YOUR INSTRUCTIONS
Do not carry the pictures over; copy every other part of the entries exactly.

* BEGIN DATA LINES *

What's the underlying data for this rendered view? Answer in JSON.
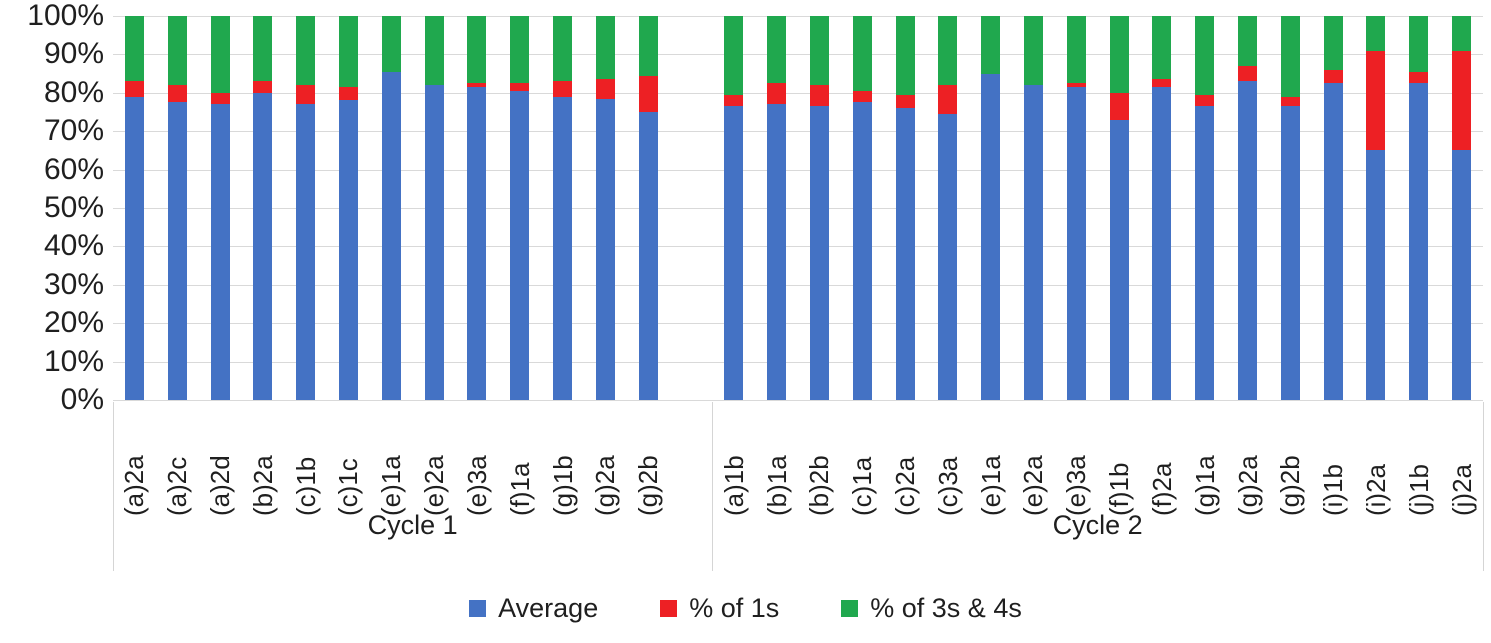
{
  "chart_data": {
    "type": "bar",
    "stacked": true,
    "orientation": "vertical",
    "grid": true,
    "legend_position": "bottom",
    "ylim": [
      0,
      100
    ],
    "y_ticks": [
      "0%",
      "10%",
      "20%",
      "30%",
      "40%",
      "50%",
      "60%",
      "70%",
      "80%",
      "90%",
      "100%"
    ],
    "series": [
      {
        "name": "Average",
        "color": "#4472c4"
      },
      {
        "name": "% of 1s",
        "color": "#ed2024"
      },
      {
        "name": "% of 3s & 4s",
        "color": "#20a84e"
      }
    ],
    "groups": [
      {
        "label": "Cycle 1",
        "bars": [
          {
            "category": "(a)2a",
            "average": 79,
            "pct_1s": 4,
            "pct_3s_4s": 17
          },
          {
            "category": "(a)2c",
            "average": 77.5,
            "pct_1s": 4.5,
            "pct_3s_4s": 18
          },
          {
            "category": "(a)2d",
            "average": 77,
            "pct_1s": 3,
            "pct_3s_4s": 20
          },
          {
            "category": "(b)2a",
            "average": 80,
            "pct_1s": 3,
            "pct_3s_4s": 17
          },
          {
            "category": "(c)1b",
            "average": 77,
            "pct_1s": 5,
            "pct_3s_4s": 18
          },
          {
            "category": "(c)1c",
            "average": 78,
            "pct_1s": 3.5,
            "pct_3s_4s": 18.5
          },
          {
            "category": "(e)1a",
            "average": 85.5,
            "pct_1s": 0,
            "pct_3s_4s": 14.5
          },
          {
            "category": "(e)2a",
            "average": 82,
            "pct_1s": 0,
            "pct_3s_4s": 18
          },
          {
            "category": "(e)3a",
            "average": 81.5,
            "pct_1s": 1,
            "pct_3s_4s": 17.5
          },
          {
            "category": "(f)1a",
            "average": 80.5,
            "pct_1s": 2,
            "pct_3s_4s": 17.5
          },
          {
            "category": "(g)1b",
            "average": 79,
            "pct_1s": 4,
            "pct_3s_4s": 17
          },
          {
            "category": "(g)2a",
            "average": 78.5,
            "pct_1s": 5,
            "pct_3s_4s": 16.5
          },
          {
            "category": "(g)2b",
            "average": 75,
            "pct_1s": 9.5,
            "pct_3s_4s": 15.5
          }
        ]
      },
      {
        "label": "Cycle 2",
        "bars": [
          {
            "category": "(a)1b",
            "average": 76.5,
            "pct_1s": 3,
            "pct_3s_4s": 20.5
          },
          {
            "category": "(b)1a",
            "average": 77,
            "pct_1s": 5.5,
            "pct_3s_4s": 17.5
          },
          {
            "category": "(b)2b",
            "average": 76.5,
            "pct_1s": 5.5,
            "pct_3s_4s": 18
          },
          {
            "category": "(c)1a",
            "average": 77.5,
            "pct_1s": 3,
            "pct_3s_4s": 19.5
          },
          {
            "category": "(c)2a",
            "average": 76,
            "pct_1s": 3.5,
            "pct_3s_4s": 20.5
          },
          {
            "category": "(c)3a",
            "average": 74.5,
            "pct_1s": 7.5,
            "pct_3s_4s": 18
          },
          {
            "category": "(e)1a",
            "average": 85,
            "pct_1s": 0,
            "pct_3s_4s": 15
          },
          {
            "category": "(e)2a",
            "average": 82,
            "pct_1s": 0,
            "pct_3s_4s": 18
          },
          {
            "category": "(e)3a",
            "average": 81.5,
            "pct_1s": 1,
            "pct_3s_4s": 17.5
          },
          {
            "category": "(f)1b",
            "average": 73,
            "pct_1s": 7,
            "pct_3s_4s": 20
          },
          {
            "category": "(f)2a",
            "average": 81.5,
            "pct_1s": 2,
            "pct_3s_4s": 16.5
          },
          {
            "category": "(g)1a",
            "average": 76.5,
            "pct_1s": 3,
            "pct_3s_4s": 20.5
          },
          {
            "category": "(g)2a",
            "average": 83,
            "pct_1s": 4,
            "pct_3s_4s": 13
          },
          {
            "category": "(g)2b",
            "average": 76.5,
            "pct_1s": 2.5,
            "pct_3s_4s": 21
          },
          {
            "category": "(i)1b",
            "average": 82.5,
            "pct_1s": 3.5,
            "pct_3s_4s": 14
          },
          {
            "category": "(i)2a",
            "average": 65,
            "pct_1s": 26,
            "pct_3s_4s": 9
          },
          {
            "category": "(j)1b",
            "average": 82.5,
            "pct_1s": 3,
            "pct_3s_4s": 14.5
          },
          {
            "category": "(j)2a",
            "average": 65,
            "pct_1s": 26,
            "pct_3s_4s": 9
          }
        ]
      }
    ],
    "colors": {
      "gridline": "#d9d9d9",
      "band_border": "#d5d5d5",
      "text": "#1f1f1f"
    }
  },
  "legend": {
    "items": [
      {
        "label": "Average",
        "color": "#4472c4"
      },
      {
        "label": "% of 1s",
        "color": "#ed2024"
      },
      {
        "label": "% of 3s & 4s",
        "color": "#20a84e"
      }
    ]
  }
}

* END DATA LINES *

RESPONSE FOR THIS EXERCISE
What's the underlying data for this rendered view? Answer in JSON.
{
  "chart_data": {
    "type": "bar",
    "stacked": true,
    "orientation": "vertical",
    "grid": true,
    "legend_position": "bottom",
    "ylim": [
      0,
      100
    ],
    "y_ticks": [
      "0%",
      "10%",
      "20%",
      "30%",
      "40%",
      "50%",
      "60%",
      "70%",
      "80%",
      "90%",
      "100%"
    ],
    "series": [
      {
        "name": "Average",
        "color": "#4472c4"
      },
      {
        "name": "% of 1s",
        "color": "#ed2024"
      },
      {
        "name": "% of 3s & 4s",
        "color": "#20a84e"
      }
    ],
    "groups": [
      {
        "label": "Cycle 1",
        "bars": [
          {
            "category": "(a)2a",
            "average": 79,
            "pct_1s": 4,
            "pct_3s_4s": 17
          },
          {
            "category": "(a)2c",
            "average": 77.5,
            "pct_1s": 4.5,
            "pct_3s_4s": 18
          },
          {
            "category": "(a)2d",
            "average": 77,
            "pct_1s": 3,
            "pct_3s_4s": 20
          },
          {
            "category": "(b)2a",
            "average": 80,
            "pct_1s": 3,
            "pct_3s_4s": 17
          },
          {
            "category": "(c)1b",
            "average": 77,
            "pct_1s": 5,
            "pct_3s_4s": 18
          },
          {
            "category": "(c)1c",
            "average": 78,
            "pct_1s": 3.5,
            "pct_3s_4s": 18.5
          },
          {
            "category": "(e)1a",
            "average": 85.5,
            "pct_1s": 0,
            "pct_3s_4s": 14.5
          },
          {
            "category": "(e)2a",
            "average": 82,
            "pct_1s": 0,
            "pct_3s_4s": 18
          },
          {
            "category": "(e)3a",
            "average": 81.5,
            "pct_1s": 1,
            "pct_3s_4s": 17.5
          },
          {
            "category": "(f)1a",
            "average": 80.5,
            "pct_1s": 2,
            "pct_3s_4s": 17.5
          },
          {
            "category": "(g)1b",
            "average": 79,
            "pct_1s": 4,
            "pct_3s_4s": 17
          },
          {
            "category": "(g)2a",
            "average": 78.5,
            "pct_1s": 5,
            "pct_3s_4s": 16.5
          },
          {
            "category": "(g)2b",
            "average": 75,
            "pct_1s": 9.5,
            "pct_3s_4s": 15.5
          }
        ]
      },
      {
        "label": "Cycle 2",
        "bars": [
          {
            "category": "(a)1b",
            "average": 76.5,
            "pct_1s": 3,
            "pct_3s_4s": 20.5
          },
          {
            "category": "(b)1a",
            "average": 77,
            "pct_1s": 5.5,
            "pct_3s_4s": 17.5
          },
          {
            "category": "(b)2b",
            "average": 76.5,
            "pct_1s": 5.5,
            "pct_3s_4s": 18
          },
          {
            "category": "(c)1a",
            "average": 77.5,
            "pct_1s": 3,
            "pct_3s_4s": 19.5
          },
          {
            "category": "(c)2a",
            "average": 76,
            "pct_1s": 3.5,
            "pct_3s_4s": 20.5
          },
          {
            "category": "(c)3a",
            "average": 74.5,
            "pct_1s": 7.5,
            "pct_3s_4s": 18
          },
          {
            "category": "(e)1a",
            "average": 85,
            "pct_1s": 0,
            "pct_3s_4s": 15
          },
          {
            "category": "(e)2a",
            "average": 82,
            "pct_1s": 0,
            "pct_3s_4s": 18
          },
          {
            "category": "(e)3a",
            "average": 81.5,
            "pct_1s": 1,
            "pct_3s_4s": 17.5
          },
          {
            "category": "(f)1b",
            "average": 73,
            "pct_1s": 7,
            "pct_3s_4s": 20
          },
          {
            "category": "(f)2a",
            "average": 81.5,
            "pct_1s": 2,
            "pct_3s_4s": 16.5
          },
          {
            "category": "(g)1a",
            "average": 76.5,
            "pct_1s": 3,
            "pct_3s_4s": 20.5
          },
          {
            "category": "(g)2a",
            "average": 83,
            "pct_1s": 4,
            "pct_3s_4s": 13
          },
          {
            "category": "(g)2b",
            "average": 76.5,
            "pct_1s": 2.5,
            "pct_3s_4s": 21
          },
          {
            "category": "(i)1b",
            "average": 82.5,
            "pct_1s": 3.5,
            "pct_3s_4s": 14
          },
          {
            "category": "(i)2a",
            "average": 65,
            "pct_1s": 26,
            "pct_3s_4s": 9
          },
          {
            "category": "(j)1b",
            "average": 82.5,
            "pct_1s": 3,
            "pct_3s_4s": 14.5
          },
          {
            "category": "(j)2a",
            "average": 65,
            "pct_1s": 26,
            "pct_3s_4s": 9
          }
        ]
      }
    ],
    "colors": {
      "gridline": "#d9d9d9",
      "band_border": "#d5d5d5",
      "text": "#1f1f1f"
    }
  },
  "legend": {
    "items": [
      {
        "label": "Average",
        "color": "#4472c4"
      },
      {
        "label": "% of 1s",
        "color": "#ed2024"
      },
      {
        "label": "% of 3s & 4s",
        "color": "#20a84e"
      }
    ]
  }
}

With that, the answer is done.